--- BEGIN ---
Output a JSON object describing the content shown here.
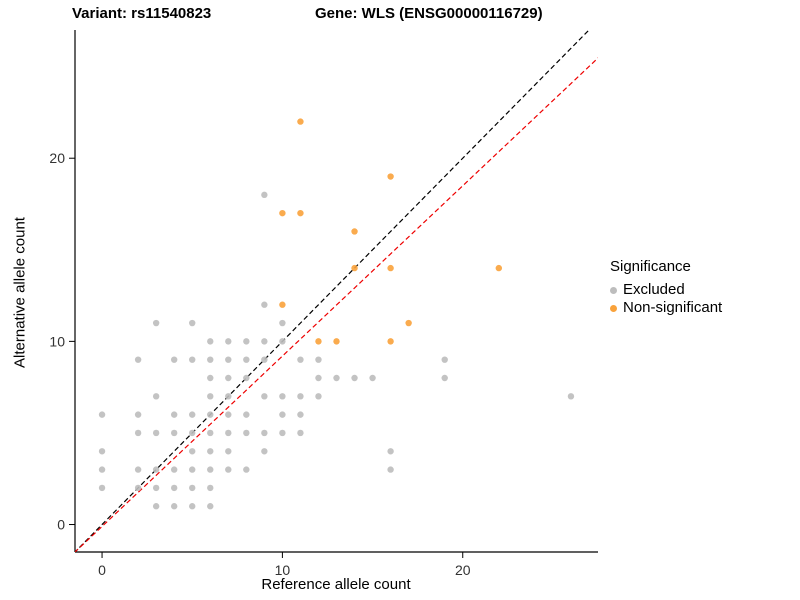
{
  "header": {
    "title_left": "Variant: rs11540823",
    "title_right": "Gene: WLS (ENSG00000116729)"
  },
  "chart_data": {
    "type": "scatter",
    "title_left": "Variant: rs11540823",
    "title_right": "Gene: WLS (ENSG00000116729)",
    "xlabel": "Reference allele count",
    "ylabel": "Alternative allele count",
    "xlim": [
      -1.5,
      27.5
    ],
    "ylim": [
      -1.5,
      27
    ],
    "x_ticks": [
      0,
      10,
      20
    ],
    "y_ticks": [
      0,
      10,
      20
    ],
    "grid": "off",
    "legend_title": "Significance",
    "legend_position": "right",
    "series": [
      {
        "name": "Excluded",
        "color": "#BDBDBD",
        "points": [
          [
            3,
            1
          ],
          [
            4,
            1
          ],
          [
            5,
            1
          ],
          [
            6,
            1
          ],
          [
            0,
            2
          ],
          [
            2,
            2
          ],
          [
            3,
            2
          ],
          [
            4,
            2
          ],
          [
            5,
            2
          ],
          [
            6,
            2
          ],
          [
            0,
            3
          ],
          [
            2,
            3
          ],
          [
            3,
            3
          ],
          [
            4,
            3
          ],
          [
            5,
            3
          ],
          [
            6,
            3
          ],
          [
            7,
            3
          ],
          [
            8,
            3
          ],
          [
            16,
            3
          ],
          [
            0,
            4
          ],
          [
            5,
            4
          ],
          [
            6,
            4
          ],
          [
            7,
            4
          ],
          [
            9,
            4
          ],
          [
            16,
            4
          ],
          [
            2,
            5
          ],
          [
            3,
            5
          ],
          [
            4,
            5
          ],
          [
            5,
            5
          ],
          [
            6,
            5
          ],
          [
            7,
            5
          ],
          [
            8,
            5
          ],
          [
            9,
            5
          ],
          [
            10,
            5
          ],
          [
            11,
            5
          ],
          [
            0,
            6
          ],
          [
            2,
            6
          ],
          [
            4,
            6
          ],
          [
            5,
            6
          ],
          [
            6,
            6
          ],
          [
            7,
            6
          ],
          [
            8,
            6
          ],
          [
            10,
            6
          ],
          [
            11,
            6
          ],
          [
            3,
            7
          ],
          [
            6,
            7
          ],
          [
            7,
            7
          ],
          [
            9,
            7
          ],
          [
            10,
            7
          ],
          [
            11,
            7
          ],
          [
            12,
            7
          ],
          [
            26,
            7
          ],
          [
            6,
            8
          ],
          [
            7,
            8
          ],
          [
            8,
            8
          ],
          [
            12,
            8
          ],
          [
            13,
            8
          ],
          [
            14,
            8
          ],
          [
            15,
            8
          ],
          [
            19,
            8
          ],
          [
            2,
            9
          ],
          [
            4,
            9
          ],
          [
            5,
            9
          ],
          [
            6,
            9
          ],
          [
            7,
            9
          ],
          [
            8,
            9
          ],
          [
            9,
            9
          ],
          [
            11,
            9
          ],
          [
            12,
            9
          ],
          [
            19,
            9
          ],
          [
            6,
            10
          ],
          [
            7,
            10
          ],
          [
            8,
            10
          ],
          [
            9,
            10
          ],
          [
            10,
            10
          ],
          [
            3,
            11
          ],
          [
            5,
            11
          ],
          [
            10,
            11
          ],
          [
            9,
            12
          ],
          [
            9,
            18
          ]
        ]
      },
      {
        "name": "Non-significant",
        "color": "#F9A23B",
        "points": [
          [
            11,
            22
          ],
          [
            16,
            19
          ],
          [
            10,
            17
          ],
          [
            11,
            17
          ],
          [
            14,
            16
          ],
          [
            14,
            14
          ],
          [
            16,
            14
          ],
          [
            22,
            14
          ],
          [
            10,
            12
          ],
          [
            17,
            11
          ],
          [
            12,
            10
          ],
          [
            13,
            10
          ],
          [
            16,
            10
          ]
        ]
      }
    ],
    "lines": [
      {
        "name": "identity-line",
        "color": "#000000",
        "slope": 1.0,
        "intercept": 0,
        "dash": "5,3"
      },
      {
        "name": "fit-line",
        "color": "#EE0000",
        "slope": 0.93,
        "intercept": -0.105,
        "dash": "5,3"
      }
    ]
  }
}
--- END ---
Work to do:
Above are records to transcribe exactly; leave their pictures out.

Exercise result:
Output a JSON object describing the content shown here.
{
  "header": {
    "title_left": "Variant: rs11540823",
    "title_right": "Gene: WLS (ENSG00000116729)"
  },
  "chart_data": {
    "type": "scatter",
    "title_left": "Variant: rs11540823",
    "title_right": "Gene: WLS (ENSG00000116729)",
    "xlabel": "Reference allele count",
    "ylabel": "Alternative allele count",
    "xlim": [
      -1.5,
      27.5
    ],
    "ylim": [
      -1.5,
      27
    ],
    "x_ticks": [
      0,
      10,
      20
    ],
    "y_ticks": [
      0,
      10,
      20
    ],
    "grid": "off",
    "legend_title": "Significance",
    "legend_position": "right",
    "series": [
      {
        "name": "Excluded",
        "color": "#BDBDBD",
        "points": [
          [
            3,
            1
          ],
          [
            4,
            1
          ],
          [
            5,
            1
          ],
          [
            6,
            1
          ],
          [
            0,
            2
          ],
          [
            2,
            2
          ],
          [
            3,
            2
          ],
          [
            4,
            2
          ],
          [
            5,
            2
          ],
          [
            6,
            2
          ],
          [
            0,
            3
          ],
          [
            2,
            3
          ],
          [
            3,
            3
          ],
          [
            4,
            3
          ],
          [
            5,
            3
          ],
          [
            6,
            3
          ],
          [
            7,
            3
          ],
          [
            8,
            3
          ],
          [
            16,
            3
          ],
          [
            0,
            4
          ],
          [
            5,
            4
          ],
          [
            6,
            4
          ],
          [
            7,
            4
          ],
          [
            9,
            4
          ],
          [
            16,
            4
          ],
          [
            2,
            5
          ],
          [
            3,
            5
          ],
          [
            4,
            5
          ],
          [
            5,
            5
          ],
          [
            6,
            5
          ],
          [
            7,
            5
          ],
          [
            8,
            5
          ],
          [
            9,
            5
          ],
          [
            10,
            5
          ],
          [
            11,
            5
          ],
          [
            0,
            6
          ],
          [
            2,
            6
          ],
          [
            4,
            6
          ],
          [
            5,
            6
          ],
          [
            6,
            6
          ],
          [
            7,
            6
          ],
          [
            8,
            6
          ],
          [
            10,
            6
          ],
          [
            11,
            6
          ],
          [
            3,
            7
          ],
          [
            6,
            7
          ],
          [
            7,
            7
          ],
          [
            9,
            7
          ],
          [
            10,
            7
          ],
          [
            11,
            7
          ],
          [
            12,
            7
          ],
          [
            26,
            7
          ],
          [
            6,
            8
          ],
          [
            7,
            8
          ],
          [
            8,
            8
          ],
          [
            12,
            8
          ],
          [
            13,
            8
          ],
          [
            14,
            8
          ],
          [
            15,
            8
          ],
          [
            19,
            8
          ],
          [
            2,
            9
          ],
          [
            4,
            9
          ],
          [
            5,
            9
          ],
          [
            6,
            9
          ],
          [
            7,
            9
          ],
          [
            8,
            9
          ],
          [
            9,
            9
          ],
          [
            11,
            9
          ],
          [
            12,
            9
          ],
          [
            19,
            9
          ],
          [
            6,
            10
          ],
          [
            7,
            10
          ],
          [
            8,
            10
          ],
          [
            9,
            10
          ],
          [
            10,
            10
          ],
          [
            3,
            11
          ],
          [
            5,
            11
          ],
          [
            10,
            11
          ],
          [
            9,
            12
          ],
          [
            9,
            18
          ]
        ]
      },
      {
        "name": "Non-significant",
        "color": "#F9A23B",
        "points": [
          [
            11,
            22
          ],
          [
            16,
            19
          ],
          [
            10,
            17
          ],
          [
            11,
            17
          ],
          [
            14,
            16
          ],
          [
            14,
            14
          ],
          [
            16,
            14
          ],
          [
            22,
            14
          ],
          [
            10,
            12
          ],
          [
            17,
            11
          ],
          [
            12,
            10
          ],
          [
            13,
            10
          ],
          [
            16,
            10
          ]
        ]
      }
    ],
    "lines": [
      {
        "name": "identity-line",
        "color": "#000000",
        "slope": 1.0,
        "intercept": 0,
        "dash": "5,3"
      },
      {
        "name": "fit-line",
        "color": "#EE0000",
        "slope": 0.93,
        "intercept": -0.105,
        "dash": "5,3"
      }
    ]
  }
}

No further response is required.